What is required: The records below should be written out again, exactly.

Material to process:
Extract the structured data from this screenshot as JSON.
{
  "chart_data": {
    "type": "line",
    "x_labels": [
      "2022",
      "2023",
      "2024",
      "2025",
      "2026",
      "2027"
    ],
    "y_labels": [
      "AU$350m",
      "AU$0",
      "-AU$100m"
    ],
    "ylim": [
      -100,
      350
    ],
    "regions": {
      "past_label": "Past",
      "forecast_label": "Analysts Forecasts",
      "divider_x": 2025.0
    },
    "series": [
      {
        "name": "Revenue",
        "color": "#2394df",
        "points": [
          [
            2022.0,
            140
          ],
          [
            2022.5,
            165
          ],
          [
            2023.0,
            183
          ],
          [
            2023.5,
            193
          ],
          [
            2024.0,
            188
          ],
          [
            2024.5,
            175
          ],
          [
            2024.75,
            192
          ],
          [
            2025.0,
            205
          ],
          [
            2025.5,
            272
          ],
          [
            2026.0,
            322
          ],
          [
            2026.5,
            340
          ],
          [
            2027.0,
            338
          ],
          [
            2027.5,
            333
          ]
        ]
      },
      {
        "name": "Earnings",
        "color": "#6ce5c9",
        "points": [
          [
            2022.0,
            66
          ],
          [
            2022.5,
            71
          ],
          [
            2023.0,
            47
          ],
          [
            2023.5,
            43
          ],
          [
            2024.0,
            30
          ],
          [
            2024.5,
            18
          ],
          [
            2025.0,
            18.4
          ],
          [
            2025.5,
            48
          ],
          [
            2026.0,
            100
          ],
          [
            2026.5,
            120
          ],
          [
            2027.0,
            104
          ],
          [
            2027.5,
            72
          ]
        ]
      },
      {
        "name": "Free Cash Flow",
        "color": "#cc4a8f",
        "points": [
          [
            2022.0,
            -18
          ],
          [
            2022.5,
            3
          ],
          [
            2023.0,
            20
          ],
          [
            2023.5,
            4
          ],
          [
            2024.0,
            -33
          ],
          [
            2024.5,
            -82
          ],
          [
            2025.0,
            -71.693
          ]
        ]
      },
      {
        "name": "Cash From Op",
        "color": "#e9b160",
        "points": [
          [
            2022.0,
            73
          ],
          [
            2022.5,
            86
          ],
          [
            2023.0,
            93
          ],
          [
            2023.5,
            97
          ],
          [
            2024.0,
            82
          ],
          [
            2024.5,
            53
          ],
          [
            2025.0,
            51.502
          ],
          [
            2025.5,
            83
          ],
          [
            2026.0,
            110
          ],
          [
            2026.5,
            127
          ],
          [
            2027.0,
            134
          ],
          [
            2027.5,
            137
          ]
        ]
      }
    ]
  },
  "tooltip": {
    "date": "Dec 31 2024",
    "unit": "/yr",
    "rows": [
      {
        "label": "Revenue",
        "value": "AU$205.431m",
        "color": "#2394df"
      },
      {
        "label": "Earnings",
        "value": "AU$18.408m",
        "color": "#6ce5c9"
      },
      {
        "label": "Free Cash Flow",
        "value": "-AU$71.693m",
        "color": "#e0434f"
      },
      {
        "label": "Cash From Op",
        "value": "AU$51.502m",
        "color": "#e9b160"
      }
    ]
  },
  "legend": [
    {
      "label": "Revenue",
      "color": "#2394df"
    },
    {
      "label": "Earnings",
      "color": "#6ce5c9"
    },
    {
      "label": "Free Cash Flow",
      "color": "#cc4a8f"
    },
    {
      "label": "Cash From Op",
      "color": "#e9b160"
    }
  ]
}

Correct answer:
Extract the structured data from this screenshot as JSON.
{
  "chart_data": {
    "type": "line",
    "x_labels": [
      "2022",
      "2023",
      "2024",
      "2025",
      "2026",
      "2027"
    ],
    "y_labels": [
      "AU$350m",
      "AU$0",
      "-AU$100m"
    ],
    "ylim": [
      -100,
      350
    ],
    "regions": {
      "past_label": "Past",
      "forecast_label": "Analysts Forecasts",
      "divider_x": 2025.0
    },
    "series": [
      {
        "name": "Revenue",
        "color": "#2394df",
        "points": [
          [
            2022.0,
            140
          ],
          [
            2022.5,
            165
          ],
          [
            2023.0,
            183
          ],
          [
            2023.5,
            193
          ],
          [
            2024.0,
            188
          ],
          [
            2024.5,
            175
          ],
          [
            2024.75,
            192
          ],
          [
            2025.0,
            205
          ],
          [
            2025.5,
            272
          ],
          [
            2026.0,
            322
          ],
          [
            2026.5,
            340
          ],
          [
            2027.0,
            338
          ],
          [
            2027.5,
            333
          ]
        ]
      },
      {
        "name": "Earnings",
        "color": "#6ce5c9",
        "points": [
          [
            2022.0,
            66
          ],
          [
            2022.5,
            71
          ],
          [
            2023.0,
            47
          ],
          [
            2023.5,
            43
          ],
          [
            2024.0,
            30
          ],
          [
            2024.5,
            18
          ],
          [
            2025.0,
            18.4
          ],
          [
            2025.5,
            48
          ],
          [
            2026.0,
            100
          ],
          [
            2026.5,
            120
          ],
          [
            2027.0,
            104
          ],
          [
            2027.5,
            72
          ]
        ]
      },
      {
        "name": "Free Cash Flow",
        "color": "#cc4a8f",
        "points": [
          [
            2022.0,
            -18
          ],
          [
            2022.5,
            3
          ],
          [
            2023.0,
            20
          ],
          [
            2023.5,
            4
          ],
          [
            2024.0,
            -33
          ],
          [
            2024.5,
            -82
          ],
          [
            2025.0,
            -71.693
          ]
        ]
      },
      {
        "name": "Cash From Op",
        "color": "#e9b160",
        "points": [
          [
            2022.0,
            73
          ],
          [
            2022.5,
            86
          ],
          [
            2023.0,
            93
          ],
          [
            2023.5,
            97
          ],
          [
            2024.0,
            82
          ],
          [
            2024.5,
            53
          ],
          [
            2025.0,
            51.502
          ],
          [
            2025.5,
            83
          ],
          [
            2026.0,
            110
          ],
          [
            2026.5,
            127
          ],
          [
            2027.0,
            134
          ],
          [
            2027.5,
            137
          ]
        ]
      }
    ]
  },
  "tooltip": {
    "date": "Dec 31 2024",
    "unit": "/yr",
    "rows": [
      {
        "label": "Revenue",
        "value": "AU$205.431m",
        "color": "#2394df"
      },
      {
        "label": "Earnings",
        "value": "AU$18.408m",
        "color": "#6ce5c9"
      },
      {
        "label": "Free Cash Flow",
        "value": "-AU$71.693m",
        "color": "#e0434f"
      },
      {
        "label": "Cash From Op",
        "value": "AU$51.502m",
        "color": "#e9b160"
      }
    ]
  },
  "legend": [
    {
      "label": "Revenue",
      "color": "#2394df"
    },
    {
      "label": "Earnings",
      "color": "#6ce5c9"
    },
    {
      "label": "Free Cash Flow",
      "color": "#cc4a8f"
    },
    {
      "label": "Cash From Op",
      "color": "#e9b160"
    }
  ]
}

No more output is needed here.